PASSAGE CITÉ
═══
La matinée politique 28, conclusion de ce 47e congrès, a permis de donner toute son ampleur au thème de l’ouverture. Après quelques éléments de contexte présentés par Christophe Péralès, une table ronde animée brillamment par Paul Thirion, directeur de la bibliothèque de l’Université de Liège, associait Marin Dacos 29, Simon Larger 30, Sylvie Robert 31 et Julien Roche 32. L’occasion, pour Sylvie Robert, de rappeler tout d’abord les grands enjeux ressortant de son rapport de 2015, lequel visait à rappeler que ces équipements – qui font encore l’objet de nombreux projets de construction – sont au cœur de multiples enjeux sociétaux, car, quel que soit leur statut ou territoire, ils sont devenus des lieux de vie tout autant que des espaces documentaires. Pour la sénatrice, la question est en fait moins celle de l’ouverture du dimanche que d’une meilleure adéquation de nos équipements avec les temps libres des citoyens ; elle voit dans les bibliothèques des lieux de démocratie moderne, citant l’exemple des Champs Libres à Rennes, avec son espace du citoyen. Relayée par d’autres intervenants, elle a rappelé que cette problématique n’est pas l’apanage des bibliothèques publiques, et qu’elle se retrouve tout autant du côté des bibliothèques universitaires, avec un enjeu autour de la vie étudiante.

Pour Simon Larger, il est essentiel de relier cette question de l’ouverture avec celle du développement du numérique, qui influe sur les usages. Julien Roche a rappelé à ce propos qu’une construction ne se pense qu’avec ses services associés, et que l’ouverture implique la disponibilité d’autres services, comme la restauration, la logistique et l’informatique. Un tiers lieu est un ensemble de zones de confort qui vont bien au-delà des collections et qui interrogent l’équipement et les services à mettre à disposition sur des horaires élargis. Marin Dacos a rappelé que la situation matérielle de certains étudiants donne une responsabilité particulière aux universités pour la mise à disposition de bibliothèques qui offrent tous les équipements et moyens de connexions nécessaires au confort de travail.

Dans un contexte de hausse démographique importante du public étudiant, Paul Thirion a noté que la France avait encore des efforts importants à produire pour une réflexion rénovée sur la médiation documentaire, mais aussi des efforts de construction. Simon Larger a évoqué les préconisations du rapport de Philippe Marcerou 33 ; il a avoué que ces préconisations lui ont donné le vertige, lorsqu’il les a converties en montants d’opération immobilière. Pour lui, l’approche doit être plus globale, pour intégrer la dimension du numérique et l’échelle des campus universitaires, et non uniquement celle des lieux documentaires. Paul Thirion a pointé le fait que, par nature, la stratégie immobilière est toujours en retard par rapport à la réalité démographique. Sylvie Robert a évoqué dans ce contexte l’importance de la réversibilité dans les projets de constructions publiques, elle souhaiterait plus d’expérimentation autour des ouvertures partielles et de l’autogestion de certains espaces par les étudiants.
═══
(Entrées enregistrées)
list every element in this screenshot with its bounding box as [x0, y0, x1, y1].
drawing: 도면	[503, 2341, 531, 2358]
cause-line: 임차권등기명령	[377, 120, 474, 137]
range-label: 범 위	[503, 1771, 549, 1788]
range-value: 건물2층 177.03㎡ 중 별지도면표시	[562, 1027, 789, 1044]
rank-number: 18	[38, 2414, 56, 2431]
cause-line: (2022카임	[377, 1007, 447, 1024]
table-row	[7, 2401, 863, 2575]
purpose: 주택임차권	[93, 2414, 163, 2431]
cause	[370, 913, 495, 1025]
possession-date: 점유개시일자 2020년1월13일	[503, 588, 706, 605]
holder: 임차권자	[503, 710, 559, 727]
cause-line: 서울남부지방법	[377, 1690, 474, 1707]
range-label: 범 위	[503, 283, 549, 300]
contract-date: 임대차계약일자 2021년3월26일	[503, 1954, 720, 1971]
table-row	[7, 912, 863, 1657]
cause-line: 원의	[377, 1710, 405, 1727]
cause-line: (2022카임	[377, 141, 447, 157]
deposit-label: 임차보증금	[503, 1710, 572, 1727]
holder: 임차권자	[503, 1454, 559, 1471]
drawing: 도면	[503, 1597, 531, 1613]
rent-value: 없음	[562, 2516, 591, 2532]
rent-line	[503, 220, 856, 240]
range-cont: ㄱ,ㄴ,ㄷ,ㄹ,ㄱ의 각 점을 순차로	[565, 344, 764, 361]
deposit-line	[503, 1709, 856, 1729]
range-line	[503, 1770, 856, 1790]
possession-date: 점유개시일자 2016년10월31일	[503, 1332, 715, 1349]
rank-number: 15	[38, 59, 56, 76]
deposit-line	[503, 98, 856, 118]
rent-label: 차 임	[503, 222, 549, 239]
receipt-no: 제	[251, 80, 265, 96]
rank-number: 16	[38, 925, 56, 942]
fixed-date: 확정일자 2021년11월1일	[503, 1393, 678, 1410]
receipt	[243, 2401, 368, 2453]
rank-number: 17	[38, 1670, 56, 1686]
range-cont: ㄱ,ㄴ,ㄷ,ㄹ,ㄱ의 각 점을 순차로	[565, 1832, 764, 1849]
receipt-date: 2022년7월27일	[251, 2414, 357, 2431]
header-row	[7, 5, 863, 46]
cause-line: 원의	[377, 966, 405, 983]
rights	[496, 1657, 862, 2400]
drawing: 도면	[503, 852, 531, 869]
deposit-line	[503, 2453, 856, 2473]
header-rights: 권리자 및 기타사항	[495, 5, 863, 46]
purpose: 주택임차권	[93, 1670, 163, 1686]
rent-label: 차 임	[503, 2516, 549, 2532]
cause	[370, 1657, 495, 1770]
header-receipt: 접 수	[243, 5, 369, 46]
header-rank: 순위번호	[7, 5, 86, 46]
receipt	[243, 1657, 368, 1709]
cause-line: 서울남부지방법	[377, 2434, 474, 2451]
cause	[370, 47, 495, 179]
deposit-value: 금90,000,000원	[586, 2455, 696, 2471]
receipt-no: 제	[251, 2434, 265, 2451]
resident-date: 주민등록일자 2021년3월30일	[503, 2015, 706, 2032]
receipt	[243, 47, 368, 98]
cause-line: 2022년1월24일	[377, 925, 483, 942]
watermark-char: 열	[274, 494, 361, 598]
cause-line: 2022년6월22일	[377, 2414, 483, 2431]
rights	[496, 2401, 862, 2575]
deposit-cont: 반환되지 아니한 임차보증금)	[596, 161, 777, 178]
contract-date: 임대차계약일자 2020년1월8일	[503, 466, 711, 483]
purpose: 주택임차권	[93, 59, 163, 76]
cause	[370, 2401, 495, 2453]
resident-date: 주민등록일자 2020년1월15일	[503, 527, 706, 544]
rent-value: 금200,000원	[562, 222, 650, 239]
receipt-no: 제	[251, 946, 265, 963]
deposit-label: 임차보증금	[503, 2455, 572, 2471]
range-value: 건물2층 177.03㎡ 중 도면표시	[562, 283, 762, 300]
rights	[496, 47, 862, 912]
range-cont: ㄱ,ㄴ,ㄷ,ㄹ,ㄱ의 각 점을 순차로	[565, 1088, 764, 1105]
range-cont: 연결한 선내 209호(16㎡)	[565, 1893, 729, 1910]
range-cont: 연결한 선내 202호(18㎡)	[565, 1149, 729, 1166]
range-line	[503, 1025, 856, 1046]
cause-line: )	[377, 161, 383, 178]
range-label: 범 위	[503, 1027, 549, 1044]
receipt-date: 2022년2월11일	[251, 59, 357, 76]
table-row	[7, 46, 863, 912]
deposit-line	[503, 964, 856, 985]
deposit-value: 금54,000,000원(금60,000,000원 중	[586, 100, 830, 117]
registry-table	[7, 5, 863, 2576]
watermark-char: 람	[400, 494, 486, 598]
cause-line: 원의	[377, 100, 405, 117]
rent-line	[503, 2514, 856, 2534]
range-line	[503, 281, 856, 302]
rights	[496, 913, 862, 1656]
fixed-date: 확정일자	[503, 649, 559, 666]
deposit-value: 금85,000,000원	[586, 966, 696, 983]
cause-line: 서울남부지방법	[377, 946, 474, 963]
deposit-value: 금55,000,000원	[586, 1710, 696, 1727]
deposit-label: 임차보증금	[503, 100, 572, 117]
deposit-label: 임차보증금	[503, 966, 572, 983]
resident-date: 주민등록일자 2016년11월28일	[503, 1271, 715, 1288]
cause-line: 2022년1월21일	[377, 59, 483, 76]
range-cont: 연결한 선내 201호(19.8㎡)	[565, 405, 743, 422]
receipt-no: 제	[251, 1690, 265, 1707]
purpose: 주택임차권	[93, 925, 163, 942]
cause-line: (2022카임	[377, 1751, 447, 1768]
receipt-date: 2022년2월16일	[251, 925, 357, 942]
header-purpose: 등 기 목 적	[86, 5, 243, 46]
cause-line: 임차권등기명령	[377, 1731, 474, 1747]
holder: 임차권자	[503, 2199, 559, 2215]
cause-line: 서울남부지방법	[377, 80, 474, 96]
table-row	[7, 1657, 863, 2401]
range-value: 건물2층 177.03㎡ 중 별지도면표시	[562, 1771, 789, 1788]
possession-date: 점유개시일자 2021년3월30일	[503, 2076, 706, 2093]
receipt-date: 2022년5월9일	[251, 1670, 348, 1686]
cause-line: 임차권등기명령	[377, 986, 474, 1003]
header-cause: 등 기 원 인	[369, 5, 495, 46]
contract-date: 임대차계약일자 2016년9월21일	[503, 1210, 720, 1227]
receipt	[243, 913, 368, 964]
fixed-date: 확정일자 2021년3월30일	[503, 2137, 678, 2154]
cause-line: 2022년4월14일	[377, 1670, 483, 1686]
═══
TRAVAIL À FAIRE
1. Répondez à ces questions à partir du passage sur l'ouverture des bibliothèques :
(a) Qui animait la table ronde, et quelle fonction occupe-t-il ?
(b) Quels autres services l'ouverture implique-t-elle selon Julien Roche ?
(c) Autour de quoi Sylvie Robert souhaiterait-elle plus d'expérimentation ?
2. Poursuivez, s'il vous plaît, le passage sur l'ouverture des bibliothèques à la suite de sa dernière phrase.

RÉPONSES ATTENDUES
1.
(a) Paul Thirion, directeur de la bibliothèque de l'Université de Liège.
(b) La restauration, la logistique et l'informatique.
(c) Autour des ouvertures partielles et de l'autogestion de certains espaces par les étudiants.

2.
Sans transition, mais était-elle possible, Paul Thirion a ensuite abordé la question de l’open access, qui, en France, semble progresser beaucoup moins vite que celle de l’ouverture des bibliothèques, par une interrogation sur le fait que l’ouverture des données ne soit toujours pas une obligation. Pour Marin Dacos, aujourd’hui, des leviers existent, qui vont simplifier les choses, mais cela prend au final plus de temps qu’un projet de construction. De nouveaux modèles émergents, comme le modèle auteur-payeur (APC 34), troublent encore un peu plus le paysage. Marin Dacos estime que ce dernier modèle pose des problèmes éthiques sérieux, soulignés par l’UNESCO, d’où l’importance de l’appel de Jussieu 35, en faveur d’une bibliodiversité. Pour lui, il faut changer d’écosystème et reprendre le contrôle, en investissant en faveur des données ouvertes. Les revues doivent par exemple déclarer leur indépendance, ce qui suppose de les accompagner. Seules des initiatives volontaristes émanant des établissements pourront modifier radicalement les modèles éditoriaux actuels : il faut cesser d’acquérir pour soi, et acquérir pour le collectif. Selon sa conclusion, les acteurs du changement seront locaux, un big deal national s’avère toujours trop complexe à réaliser.

Quelle navigation pour les bibliothèques ?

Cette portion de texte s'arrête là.